• How to complete this task
In the passage on Executive Core Qualifications, rewrite the part that opens with the words "Five major ECQ" and closes with "the FLIGBY 29.", changing "NGOs" to "nonprofit groups".

• Text passage
*** Begin section ***

Skill combinations – Executive Core Qualifications

To give a feel for what the FLIGBY skillset comprises, we combined the 29 skills into the same five categories as those that one of the most widely-used such frameworks employs, the so-called Executive-Core-Qualifications-(ECQ)-system. The ECQ system is the standard for measuring the skills and competencies of applicants for high-level positions in the US federal government. The ECQ system defines the competencies supposedly needed to build an organizational culture that drives for results, serves customers well, and makes successful teams and coalitions within and outside the organization:

Major categories in the Executive Core Qualifications (ECQ) System

The 29 FLIGBY skills well cover all five critical skills categories in the ECQ system:

Five major ECQ system categories covered by FLIGBY's 29 leadership skills

Since companies, government agencies, and NGOs operate in different industries, purposes, and business contexts, they often identify specific management/leadership competencies. Organizational success typically requires a contextually different blend of skills. Each such “blend” can be custom-made from the FLIGBY 29.

*** End section ***

• Supplied records
*** Begin section ***

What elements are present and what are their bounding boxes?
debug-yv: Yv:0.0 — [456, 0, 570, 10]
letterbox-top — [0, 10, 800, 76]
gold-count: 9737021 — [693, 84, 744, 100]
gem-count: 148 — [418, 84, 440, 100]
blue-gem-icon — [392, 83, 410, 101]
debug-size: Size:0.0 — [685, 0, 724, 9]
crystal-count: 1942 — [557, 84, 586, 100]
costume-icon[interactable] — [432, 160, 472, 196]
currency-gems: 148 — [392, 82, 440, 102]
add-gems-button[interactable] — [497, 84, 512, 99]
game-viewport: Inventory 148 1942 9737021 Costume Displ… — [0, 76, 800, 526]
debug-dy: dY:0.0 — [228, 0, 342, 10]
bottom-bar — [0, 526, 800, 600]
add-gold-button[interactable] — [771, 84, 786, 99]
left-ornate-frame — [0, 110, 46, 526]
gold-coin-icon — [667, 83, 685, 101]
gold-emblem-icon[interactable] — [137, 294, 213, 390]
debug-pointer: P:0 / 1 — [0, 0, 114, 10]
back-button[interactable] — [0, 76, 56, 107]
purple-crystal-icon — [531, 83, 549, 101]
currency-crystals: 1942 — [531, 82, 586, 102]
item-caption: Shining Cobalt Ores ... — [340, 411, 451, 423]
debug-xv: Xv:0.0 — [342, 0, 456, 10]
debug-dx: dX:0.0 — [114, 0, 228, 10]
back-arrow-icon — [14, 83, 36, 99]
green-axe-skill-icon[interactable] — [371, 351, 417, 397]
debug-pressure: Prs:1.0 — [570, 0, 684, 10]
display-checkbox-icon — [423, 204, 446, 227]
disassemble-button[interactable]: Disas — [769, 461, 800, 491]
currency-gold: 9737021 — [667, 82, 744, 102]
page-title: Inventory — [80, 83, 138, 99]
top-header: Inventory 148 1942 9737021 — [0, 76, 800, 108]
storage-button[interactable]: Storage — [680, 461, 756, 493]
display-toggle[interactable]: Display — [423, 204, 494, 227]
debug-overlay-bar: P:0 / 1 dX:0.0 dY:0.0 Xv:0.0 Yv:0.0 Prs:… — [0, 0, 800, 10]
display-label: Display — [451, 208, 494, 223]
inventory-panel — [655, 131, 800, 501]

*** End section ***

• Reply to the exercise
Five major ECQ system categories covered by FLIGBY's 29 leadership skills

Since companies, government agencies, and nonprofit groups operate in different industries, purposes, and business contexts, they often identify specific management/leadership competencies. Organizational success typically requires a contextually different blend of skills. Each such “blend” can be custom-made from the FLIGBY 29.